Only the number is needed: how many lines contain the word "Camera"?

> EXERCISE MATERIAL
.....

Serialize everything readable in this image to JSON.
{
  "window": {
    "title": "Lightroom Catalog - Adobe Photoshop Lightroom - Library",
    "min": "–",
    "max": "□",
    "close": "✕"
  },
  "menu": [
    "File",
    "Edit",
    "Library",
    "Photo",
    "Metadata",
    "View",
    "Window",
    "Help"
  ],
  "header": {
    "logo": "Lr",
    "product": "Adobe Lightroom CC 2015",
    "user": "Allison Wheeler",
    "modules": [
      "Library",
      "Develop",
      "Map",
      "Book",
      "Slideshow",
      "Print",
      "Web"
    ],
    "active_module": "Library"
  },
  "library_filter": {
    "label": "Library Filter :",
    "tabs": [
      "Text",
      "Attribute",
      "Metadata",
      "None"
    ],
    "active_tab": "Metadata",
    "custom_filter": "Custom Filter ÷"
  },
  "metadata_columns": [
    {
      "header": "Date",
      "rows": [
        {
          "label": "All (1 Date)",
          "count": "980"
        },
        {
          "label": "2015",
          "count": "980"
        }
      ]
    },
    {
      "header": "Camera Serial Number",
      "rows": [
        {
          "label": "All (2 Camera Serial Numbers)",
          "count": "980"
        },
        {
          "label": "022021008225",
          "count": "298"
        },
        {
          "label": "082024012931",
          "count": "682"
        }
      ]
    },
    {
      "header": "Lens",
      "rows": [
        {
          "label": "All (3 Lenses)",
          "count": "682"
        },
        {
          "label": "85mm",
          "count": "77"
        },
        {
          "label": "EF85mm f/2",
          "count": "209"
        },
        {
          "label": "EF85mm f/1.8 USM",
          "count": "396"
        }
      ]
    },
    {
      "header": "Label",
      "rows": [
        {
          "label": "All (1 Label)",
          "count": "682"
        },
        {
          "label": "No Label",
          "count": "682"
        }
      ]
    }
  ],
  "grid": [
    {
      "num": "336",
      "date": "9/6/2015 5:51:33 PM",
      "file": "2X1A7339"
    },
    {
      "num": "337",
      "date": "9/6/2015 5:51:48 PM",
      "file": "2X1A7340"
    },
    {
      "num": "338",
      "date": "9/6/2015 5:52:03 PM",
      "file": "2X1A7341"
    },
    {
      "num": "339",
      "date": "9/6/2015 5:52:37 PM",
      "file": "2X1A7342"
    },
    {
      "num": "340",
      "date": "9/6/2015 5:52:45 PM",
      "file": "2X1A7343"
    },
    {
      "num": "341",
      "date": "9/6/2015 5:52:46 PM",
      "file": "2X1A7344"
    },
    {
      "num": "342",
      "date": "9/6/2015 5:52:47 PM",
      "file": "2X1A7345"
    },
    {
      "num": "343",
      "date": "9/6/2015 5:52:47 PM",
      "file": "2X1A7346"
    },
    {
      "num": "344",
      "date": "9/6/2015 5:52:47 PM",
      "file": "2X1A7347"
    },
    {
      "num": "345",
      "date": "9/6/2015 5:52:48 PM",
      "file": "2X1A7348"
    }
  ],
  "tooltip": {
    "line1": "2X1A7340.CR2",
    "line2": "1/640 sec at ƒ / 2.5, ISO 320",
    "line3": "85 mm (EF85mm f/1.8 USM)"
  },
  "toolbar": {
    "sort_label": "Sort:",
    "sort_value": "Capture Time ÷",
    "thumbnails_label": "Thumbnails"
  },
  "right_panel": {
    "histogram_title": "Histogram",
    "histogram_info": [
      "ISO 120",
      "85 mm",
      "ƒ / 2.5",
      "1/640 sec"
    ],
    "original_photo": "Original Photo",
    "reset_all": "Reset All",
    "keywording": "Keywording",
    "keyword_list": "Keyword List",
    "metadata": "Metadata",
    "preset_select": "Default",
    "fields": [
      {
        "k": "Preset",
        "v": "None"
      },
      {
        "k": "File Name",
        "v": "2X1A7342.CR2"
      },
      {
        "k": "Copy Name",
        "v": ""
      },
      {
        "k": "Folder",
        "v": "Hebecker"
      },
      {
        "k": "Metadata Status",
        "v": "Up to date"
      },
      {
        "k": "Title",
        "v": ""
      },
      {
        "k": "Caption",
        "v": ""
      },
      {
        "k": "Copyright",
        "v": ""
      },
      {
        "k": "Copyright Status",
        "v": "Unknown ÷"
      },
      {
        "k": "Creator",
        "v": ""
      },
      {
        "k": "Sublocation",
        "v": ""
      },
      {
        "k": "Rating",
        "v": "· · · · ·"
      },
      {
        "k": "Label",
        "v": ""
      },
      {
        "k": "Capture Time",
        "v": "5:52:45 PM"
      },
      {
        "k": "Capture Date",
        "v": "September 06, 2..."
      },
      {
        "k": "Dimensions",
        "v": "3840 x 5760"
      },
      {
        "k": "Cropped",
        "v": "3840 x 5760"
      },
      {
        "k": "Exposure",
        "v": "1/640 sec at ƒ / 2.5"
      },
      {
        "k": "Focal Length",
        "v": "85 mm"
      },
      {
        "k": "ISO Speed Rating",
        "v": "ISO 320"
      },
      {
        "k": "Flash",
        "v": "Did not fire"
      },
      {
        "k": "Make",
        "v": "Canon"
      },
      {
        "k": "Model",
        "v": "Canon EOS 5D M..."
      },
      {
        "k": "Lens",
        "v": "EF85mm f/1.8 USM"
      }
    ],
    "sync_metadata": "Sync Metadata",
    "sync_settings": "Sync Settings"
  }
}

.....

> RESULT OF THE TASK
2